▶ _TEXT PASSAGE_
>> begin

So it’s not just the last mile and becomes inaccessible, it’s any of the steps in the previous and whole journey that could create an accessibility barrier. So if we move this to the digital domain, it doesn’t make the problem go away. In fact, in some cases, making things digital can actually accentuate accessibility barriers and can make things even harder. But it’s an opportunity where if we’re able to get it right, it can be incredibly empowering. The thing that’s exciting about the opportunity for Google here is that we, you know, we are the stewards of these two platforms, with each reach nearly half of the world’s population, Chrome, which is the world’s most popular browser, and Android, which is the world’s most popular operating system. And if we are able to make these platforms accessible, not just for our own content, not just for our own Apps, Google, but also for all of the other content providers, all of the other developers who are creating content that’s being accessed through these platforms. I think these represent really our longest levers for impact. So this is really what my presentation is going to be mostly about achieving accessibility on digital surfaces, especially on Google surfaces, which is Android and Chrome, across all disabilities. So now we go into the second half of the presentation. And this is a little more, I think, philosophical, and maybe a little more scientific speculation. So so bear with me while I share some of my own ideas here.

>> end

▶ _MATERIAL_
>> begin

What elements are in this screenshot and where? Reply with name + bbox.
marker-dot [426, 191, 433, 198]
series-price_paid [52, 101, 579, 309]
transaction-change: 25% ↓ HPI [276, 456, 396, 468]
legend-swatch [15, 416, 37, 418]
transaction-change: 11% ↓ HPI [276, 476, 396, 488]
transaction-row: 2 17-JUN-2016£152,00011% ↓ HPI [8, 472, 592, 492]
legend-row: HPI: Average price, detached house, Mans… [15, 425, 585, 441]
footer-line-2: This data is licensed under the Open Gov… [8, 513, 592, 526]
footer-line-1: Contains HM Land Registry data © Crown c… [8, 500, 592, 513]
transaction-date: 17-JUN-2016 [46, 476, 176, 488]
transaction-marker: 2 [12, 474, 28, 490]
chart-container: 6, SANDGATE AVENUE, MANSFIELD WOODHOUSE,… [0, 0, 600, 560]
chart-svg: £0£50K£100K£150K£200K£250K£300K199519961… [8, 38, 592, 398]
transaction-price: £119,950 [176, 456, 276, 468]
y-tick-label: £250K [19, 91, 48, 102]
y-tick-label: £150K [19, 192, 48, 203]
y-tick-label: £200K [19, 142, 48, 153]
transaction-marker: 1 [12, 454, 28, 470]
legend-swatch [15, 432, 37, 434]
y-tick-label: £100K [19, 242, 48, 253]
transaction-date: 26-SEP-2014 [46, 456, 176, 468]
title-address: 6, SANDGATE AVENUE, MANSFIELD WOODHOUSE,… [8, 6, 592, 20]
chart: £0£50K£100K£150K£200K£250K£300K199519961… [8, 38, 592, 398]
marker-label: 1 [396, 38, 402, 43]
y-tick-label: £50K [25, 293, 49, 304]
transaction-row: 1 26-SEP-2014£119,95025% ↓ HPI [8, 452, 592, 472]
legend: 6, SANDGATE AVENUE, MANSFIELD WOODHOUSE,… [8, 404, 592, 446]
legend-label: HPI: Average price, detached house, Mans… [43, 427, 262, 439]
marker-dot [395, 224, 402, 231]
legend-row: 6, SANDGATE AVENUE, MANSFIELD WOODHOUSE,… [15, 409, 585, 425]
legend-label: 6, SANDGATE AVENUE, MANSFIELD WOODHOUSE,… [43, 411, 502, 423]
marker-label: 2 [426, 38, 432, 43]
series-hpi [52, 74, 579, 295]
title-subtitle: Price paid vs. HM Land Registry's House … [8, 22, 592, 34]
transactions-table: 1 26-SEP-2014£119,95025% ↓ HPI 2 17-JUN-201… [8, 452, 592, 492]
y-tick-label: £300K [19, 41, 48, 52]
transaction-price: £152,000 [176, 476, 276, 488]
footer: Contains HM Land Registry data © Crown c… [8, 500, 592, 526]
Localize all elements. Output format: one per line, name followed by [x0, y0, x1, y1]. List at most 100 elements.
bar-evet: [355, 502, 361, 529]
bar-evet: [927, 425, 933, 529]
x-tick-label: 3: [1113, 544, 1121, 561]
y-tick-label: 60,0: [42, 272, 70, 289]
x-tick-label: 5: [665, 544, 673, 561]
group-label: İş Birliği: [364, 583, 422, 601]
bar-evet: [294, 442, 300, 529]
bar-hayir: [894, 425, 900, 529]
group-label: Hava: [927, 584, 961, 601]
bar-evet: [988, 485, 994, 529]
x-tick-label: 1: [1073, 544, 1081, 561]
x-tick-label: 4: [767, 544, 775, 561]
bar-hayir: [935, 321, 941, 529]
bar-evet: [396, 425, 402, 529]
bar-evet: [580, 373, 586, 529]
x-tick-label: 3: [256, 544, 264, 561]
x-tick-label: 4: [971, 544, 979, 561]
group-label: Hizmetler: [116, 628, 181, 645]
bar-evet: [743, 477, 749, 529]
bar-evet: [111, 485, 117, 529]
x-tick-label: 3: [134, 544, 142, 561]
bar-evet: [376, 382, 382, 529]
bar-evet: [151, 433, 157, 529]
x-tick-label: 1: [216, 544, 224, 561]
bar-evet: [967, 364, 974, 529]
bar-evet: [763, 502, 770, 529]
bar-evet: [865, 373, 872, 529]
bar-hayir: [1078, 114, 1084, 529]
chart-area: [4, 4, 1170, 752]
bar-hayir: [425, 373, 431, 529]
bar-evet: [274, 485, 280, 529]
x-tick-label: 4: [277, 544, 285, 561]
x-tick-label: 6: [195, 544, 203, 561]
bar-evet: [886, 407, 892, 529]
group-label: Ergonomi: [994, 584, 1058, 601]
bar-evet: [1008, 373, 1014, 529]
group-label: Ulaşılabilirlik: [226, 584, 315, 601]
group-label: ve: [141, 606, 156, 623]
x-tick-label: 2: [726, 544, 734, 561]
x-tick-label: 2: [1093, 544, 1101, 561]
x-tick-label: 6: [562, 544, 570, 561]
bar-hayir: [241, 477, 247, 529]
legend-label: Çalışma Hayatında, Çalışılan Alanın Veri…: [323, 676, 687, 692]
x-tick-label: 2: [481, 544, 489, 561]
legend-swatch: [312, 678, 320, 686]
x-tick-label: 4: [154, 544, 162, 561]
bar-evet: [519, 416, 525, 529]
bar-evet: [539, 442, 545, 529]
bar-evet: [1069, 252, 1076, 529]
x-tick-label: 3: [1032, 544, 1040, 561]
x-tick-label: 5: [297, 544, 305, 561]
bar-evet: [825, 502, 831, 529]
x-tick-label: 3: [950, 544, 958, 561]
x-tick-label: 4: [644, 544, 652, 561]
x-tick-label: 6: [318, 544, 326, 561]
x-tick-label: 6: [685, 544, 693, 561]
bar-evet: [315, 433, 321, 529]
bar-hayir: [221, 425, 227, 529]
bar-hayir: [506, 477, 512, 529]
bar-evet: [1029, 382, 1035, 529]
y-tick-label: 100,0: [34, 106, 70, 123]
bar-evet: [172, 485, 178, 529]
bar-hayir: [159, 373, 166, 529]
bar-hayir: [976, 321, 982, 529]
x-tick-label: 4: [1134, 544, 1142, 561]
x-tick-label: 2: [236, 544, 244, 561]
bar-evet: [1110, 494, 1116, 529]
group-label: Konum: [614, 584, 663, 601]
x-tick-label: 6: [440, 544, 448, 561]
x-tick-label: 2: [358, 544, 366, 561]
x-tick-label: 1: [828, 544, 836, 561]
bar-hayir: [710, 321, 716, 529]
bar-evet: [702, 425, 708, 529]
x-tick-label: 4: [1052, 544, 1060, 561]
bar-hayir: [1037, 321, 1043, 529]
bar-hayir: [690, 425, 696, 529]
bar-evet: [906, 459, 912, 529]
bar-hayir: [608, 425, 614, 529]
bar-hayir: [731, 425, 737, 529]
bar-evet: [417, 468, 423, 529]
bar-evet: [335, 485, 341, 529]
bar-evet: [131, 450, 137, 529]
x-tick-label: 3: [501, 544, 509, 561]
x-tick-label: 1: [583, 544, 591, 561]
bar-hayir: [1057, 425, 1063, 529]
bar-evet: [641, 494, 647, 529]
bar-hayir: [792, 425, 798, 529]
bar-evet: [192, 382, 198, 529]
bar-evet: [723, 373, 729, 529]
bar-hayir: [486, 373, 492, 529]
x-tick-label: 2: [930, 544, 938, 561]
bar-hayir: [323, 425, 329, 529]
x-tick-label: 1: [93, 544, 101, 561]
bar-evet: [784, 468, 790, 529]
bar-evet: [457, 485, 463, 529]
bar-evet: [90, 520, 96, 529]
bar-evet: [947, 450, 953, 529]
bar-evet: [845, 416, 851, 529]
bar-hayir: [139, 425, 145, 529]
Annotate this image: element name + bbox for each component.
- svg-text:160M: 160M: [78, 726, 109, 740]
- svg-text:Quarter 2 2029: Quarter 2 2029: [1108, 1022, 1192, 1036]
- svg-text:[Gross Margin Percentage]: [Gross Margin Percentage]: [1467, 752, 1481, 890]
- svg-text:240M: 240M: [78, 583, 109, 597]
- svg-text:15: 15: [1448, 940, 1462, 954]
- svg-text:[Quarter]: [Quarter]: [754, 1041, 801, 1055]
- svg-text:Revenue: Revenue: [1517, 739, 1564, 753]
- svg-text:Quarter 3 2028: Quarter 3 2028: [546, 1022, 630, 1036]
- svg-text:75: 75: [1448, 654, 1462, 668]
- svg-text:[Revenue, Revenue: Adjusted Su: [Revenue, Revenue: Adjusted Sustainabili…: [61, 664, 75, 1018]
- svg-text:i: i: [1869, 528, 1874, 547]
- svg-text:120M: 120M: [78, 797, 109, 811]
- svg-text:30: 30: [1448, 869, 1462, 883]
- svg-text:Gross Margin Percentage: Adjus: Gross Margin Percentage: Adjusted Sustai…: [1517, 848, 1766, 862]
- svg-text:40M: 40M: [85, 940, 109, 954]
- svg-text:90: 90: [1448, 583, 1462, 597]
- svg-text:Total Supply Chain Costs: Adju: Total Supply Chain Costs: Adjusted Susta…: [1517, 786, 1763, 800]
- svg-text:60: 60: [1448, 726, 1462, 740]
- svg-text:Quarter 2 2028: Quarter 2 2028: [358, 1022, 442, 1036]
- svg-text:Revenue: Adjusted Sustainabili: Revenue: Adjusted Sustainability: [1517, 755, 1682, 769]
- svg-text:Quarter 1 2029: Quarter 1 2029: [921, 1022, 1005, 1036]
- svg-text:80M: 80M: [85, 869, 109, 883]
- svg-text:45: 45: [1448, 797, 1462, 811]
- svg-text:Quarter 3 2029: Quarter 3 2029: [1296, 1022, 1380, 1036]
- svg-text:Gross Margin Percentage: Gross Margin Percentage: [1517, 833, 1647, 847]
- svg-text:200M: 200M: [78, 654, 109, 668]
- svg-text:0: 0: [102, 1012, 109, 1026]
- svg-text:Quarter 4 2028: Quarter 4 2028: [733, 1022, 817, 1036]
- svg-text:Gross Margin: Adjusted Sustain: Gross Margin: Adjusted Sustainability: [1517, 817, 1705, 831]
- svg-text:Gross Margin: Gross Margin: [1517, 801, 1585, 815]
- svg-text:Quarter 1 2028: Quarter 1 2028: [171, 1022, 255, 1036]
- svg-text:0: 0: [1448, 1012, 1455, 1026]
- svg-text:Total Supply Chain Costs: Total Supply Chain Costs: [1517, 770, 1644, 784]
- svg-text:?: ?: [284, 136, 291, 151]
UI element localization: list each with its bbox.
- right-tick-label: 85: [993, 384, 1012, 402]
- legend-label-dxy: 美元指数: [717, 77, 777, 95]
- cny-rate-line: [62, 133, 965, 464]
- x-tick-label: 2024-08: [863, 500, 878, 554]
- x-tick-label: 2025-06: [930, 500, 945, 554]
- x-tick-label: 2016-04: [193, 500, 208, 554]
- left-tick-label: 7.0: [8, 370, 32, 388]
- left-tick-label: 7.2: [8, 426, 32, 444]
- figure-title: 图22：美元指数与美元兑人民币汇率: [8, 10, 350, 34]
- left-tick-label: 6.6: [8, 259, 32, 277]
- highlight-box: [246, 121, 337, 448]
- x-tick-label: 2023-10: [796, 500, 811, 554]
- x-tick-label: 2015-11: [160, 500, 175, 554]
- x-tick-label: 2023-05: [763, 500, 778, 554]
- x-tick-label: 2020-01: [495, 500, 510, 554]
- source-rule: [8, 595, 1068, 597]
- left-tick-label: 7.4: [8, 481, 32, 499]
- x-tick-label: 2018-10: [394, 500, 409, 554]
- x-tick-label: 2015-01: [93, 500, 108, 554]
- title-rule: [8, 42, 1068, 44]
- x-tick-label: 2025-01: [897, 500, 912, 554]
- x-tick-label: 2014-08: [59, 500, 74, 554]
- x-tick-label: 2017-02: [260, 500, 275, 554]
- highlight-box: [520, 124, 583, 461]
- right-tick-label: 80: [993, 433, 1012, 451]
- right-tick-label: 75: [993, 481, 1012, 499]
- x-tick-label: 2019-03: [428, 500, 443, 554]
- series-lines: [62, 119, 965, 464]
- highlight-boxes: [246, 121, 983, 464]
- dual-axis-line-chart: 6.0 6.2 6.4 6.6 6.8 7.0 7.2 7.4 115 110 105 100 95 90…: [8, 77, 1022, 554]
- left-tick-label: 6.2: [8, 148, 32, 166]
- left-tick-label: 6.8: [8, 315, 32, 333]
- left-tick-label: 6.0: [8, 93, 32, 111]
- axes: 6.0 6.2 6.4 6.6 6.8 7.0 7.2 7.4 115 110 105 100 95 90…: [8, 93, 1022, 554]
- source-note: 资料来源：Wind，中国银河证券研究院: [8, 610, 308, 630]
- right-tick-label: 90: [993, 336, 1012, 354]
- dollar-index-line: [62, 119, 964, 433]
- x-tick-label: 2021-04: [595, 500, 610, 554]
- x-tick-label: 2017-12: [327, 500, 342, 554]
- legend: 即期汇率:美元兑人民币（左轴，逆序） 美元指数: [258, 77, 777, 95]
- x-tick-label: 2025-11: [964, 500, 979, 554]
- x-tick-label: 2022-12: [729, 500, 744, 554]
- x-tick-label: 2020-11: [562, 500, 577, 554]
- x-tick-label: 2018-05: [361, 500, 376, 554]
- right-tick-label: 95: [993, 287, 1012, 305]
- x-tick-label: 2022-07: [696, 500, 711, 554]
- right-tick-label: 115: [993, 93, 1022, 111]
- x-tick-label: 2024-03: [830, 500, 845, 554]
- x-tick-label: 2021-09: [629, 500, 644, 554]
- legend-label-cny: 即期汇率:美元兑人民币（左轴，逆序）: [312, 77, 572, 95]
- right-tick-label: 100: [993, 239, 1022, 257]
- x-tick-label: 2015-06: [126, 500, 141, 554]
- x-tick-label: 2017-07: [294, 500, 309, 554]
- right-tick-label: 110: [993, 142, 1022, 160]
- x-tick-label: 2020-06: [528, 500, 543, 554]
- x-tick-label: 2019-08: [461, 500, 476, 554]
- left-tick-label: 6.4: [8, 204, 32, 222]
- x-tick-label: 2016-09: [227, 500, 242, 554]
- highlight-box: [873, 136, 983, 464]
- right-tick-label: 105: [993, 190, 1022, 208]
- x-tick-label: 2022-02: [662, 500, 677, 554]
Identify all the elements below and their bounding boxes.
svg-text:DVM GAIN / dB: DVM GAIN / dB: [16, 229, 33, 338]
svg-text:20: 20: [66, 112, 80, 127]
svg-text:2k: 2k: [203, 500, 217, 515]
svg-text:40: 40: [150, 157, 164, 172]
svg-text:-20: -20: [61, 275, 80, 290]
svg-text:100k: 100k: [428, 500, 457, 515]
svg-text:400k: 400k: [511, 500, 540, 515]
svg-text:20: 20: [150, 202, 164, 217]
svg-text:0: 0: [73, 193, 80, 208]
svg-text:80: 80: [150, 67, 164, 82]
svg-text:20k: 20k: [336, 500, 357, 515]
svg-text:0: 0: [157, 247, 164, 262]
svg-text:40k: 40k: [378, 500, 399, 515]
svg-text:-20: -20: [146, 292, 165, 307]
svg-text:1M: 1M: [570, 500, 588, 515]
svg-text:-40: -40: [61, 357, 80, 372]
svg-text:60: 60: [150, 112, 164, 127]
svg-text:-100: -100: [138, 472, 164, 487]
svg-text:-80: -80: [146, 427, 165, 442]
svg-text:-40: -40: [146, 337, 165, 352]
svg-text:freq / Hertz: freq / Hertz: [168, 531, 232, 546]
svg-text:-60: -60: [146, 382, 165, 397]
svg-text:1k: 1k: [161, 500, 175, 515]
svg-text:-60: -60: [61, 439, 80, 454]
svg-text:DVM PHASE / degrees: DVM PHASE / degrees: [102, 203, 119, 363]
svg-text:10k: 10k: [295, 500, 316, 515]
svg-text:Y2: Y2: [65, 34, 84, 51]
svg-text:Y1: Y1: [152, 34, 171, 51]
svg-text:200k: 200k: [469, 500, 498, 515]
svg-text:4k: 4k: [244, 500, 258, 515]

>> end

▶ _EXERCISE INSTRUCTIONS_
Reproduce the accessibility talk excerpt word for word, in full.

▶ _IN RESPONSE_
So it’s not just the last mile and becomes inaccessible, it’s any of the steps in the previous and whole journey that could create an accessibility barrier. So if we move this to the digital domain, it doesn’t make the problem go away. In fact, in some cases, making things digital can actually accentuate accessibility barriers and can make things even harder. But it’s an opportunity where if we’re able to get it right, it can be incredibly empowering. The thing that’s exciting about the opportunity for Google here is that we, you know, we are the stewards of these two platforms, with each reach nearly half of the world’s population, Chrome, which is the world’s most popular browser, and Android, which is the world’s most popular operating system. And if we are able to make these platforms accessible, not just for our own content, not just for our own Apps, Google, but also for all of the other content providers, all of the other developers who are creating content that’s being accessed through these platforms. I think these represent really our longest levers for impact. So this is really what my presentation is going to be mostly about achieving accessibility on digital surfaces, especially on Google surfaces, which is Android and Chrome, across all disabilities. So now we go into the second half of the presentation. And this is a little more, I think, philosophical, and maybe a little more scientific speculation. So so bear with me while I share some of my own ideas here.